What to work on: Among the entries below, find each line holding "rate" and return it.

* * *

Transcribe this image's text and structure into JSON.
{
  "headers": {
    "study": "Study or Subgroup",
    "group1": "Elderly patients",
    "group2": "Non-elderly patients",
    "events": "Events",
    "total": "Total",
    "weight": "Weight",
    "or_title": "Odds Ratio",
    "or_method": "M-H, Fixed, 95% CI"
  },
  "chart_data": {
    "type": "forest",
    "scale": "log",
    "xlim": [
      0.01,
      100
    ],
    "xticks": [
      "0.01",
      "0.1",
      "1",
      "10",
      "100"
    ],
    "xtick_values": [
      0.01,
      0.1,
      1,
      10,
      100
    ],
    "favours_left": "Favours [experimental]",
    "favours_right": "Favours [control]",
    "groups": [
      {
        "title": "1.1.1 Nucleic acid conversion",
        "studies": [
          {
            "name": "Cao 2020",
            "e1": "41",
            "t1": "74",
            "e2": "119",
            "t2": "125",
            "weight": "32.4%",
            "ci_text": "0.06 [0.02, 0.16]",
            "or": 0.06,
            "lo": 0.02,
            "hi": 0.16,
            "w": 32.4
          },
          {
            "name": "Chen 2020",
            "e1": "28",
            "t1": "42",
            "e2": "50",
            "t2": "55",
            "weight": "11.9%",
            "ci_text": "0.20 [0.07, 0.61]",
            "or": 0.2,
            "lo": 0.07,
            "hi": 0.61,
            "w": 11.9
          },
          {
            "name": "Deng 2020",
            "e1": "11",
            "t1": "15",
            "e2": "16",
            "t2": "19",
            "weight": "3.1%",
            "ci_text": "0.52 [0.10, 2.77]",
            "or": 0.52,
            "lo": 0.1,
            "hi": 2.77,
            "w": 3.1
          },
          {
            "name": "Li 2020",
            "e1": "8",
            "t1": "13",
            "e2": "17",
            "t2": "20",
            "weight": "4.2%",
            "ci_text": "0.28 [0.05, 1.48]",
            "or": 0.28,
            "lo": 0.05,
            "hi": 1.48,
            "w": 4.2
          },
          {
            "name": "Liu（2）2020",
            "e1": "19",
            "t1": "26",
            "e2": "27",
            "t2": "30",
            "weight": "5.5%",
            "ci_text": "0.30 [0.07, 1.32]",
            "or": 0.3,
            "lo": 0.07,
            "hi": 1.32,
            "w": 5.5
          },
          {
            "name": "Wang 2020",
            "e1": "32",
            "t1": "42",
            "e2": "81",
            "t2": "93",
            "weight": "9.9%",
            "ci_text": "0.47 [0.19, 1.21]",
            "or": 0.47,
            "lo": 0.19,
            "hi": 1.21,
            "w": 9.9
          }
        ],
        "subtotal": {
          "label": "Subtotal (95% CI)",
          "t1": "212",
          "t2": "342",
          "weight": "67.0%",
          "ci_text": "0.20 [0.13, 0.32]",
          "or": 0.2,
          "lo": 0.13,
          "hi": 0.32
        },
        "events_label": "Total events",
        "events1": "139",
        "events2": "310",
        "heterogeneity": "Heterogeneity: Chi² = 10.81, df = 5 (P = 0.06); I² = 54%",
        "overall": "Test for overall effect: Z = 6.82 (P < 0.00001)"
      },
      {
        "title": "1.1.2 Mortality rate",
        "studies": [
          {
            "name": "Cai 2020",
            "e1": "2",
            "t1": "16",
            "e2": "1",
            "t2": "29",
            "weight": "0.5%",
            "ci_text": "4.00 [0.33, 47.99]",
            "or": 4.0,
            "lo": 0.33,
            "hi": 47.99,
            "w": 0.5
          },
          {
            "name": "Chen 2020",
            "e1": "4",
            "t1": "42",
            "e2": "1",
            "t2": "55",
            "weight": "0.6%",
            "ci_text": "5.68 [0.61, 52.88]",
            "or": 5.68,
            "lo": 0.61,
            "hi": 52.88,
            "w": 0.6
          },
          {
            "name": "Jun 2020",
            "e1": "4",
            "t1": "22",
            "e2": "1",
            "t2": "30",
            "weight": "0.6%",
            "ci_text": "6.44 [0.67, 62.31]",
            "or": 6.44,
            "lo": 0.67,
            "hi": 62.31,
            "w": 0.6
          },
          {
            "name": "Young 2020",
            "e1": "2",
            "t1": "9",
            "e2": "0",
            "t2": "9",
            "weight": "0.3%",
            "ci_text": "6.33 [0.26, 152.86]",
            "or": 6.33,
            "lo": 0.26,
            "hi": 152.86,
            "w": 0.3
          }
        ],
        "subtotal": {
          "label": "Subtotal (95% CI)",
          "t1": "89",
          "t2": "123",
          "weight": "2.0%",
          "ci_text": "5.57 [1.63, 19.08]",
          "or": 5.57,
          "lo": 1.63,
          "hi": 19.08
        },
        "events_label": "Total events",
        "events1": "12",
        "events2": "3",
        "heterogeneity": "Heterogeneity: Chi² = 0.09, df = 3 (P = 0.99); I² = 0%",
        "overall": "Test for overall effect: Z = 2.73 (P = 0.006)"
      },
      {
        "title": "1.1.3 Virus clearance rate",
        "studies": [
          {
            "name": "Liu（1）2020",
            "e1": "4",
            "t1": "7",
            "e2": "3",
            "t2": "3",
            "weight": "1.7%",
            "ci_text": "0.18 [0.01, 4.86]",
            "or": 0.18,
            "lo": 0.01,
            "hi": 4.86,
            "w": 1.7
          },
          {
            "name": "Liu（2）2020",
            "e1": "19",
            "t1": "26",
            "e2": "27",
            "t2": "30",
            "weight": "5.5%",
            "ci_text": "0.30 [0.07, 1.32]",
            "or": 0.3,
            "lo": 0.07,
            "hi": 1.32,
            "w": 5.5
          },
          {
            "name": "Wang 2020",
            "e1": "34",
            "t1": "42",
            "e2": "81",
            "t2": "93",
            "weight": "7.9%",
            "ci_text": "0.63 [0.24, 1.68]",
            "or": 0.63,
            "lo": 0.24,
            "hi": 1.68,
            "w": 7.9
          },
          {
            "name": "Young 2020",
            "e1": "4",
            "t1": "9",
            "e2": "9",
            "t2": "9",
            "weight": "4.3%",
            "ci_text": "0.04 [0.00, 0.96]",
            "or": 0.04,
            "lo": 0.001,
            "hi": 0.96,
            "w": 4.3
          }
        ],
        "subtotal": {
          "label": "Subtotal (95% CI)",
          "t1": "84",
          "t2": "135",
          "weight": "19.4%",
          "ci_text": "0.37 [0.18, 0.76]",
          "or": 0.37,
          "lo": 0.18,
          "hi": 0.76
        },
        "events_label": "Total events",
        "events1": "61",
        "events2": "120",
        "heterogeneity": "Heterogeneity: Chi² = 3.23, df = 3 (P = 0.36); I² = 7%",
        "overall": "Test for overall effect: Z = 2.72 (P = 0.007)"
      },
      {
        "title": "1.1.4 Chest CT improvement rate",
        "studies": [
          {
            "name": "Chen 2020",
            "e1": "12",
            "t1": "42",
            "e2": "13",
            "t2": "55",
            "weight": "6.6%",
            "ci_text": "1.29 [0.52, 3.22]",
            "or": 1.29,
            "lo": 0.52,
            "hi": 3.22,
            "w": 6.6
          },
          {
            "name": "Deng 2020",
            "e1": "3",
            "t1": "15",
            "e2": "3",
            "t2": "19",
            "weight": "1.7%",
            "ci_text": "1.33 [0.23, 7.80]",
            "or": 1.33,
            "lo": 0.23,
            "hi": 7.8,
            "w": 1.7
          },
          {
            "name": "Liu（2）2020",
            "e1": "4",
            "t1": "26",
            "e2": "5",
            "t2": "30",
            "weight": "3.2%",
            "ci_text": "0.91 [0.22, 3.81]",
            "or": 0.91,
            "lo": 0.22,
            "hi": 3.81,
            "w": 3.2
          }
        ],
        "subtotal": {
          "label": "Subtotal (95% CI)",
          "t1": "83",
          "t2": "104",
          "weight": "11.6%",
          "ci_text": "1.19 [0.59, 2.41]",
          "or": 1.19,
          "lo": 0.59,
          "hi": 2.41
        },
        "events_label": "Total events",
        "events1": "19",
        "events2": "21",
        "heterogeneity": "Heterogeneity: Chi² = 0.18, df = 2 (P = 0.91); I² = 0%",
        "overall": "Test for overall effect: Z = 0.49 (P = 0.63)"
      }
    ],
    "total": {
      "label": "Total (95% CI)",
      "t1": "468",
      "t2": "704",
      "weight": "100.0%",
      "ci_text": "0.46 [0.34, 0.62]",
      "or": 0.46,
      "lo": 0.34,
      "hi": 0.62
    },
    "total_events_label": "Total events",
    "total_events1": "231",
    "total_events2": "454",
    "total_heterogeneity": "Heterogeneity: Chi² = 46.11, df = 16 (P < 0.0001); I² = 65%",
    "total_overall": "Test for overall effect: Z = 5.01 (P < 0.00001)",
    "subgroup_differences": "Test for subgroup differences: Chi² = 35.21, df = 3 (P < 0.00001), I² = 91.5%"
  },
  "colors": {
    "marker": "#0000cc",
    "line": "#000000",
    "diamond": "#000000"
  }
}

* * *

Exercise response:
        "title": "1.1.2 Mortality rate",
        "title": "1.1.3 Virus clearance rate",
        "title": "1.1.4 Chest CT improvement rate",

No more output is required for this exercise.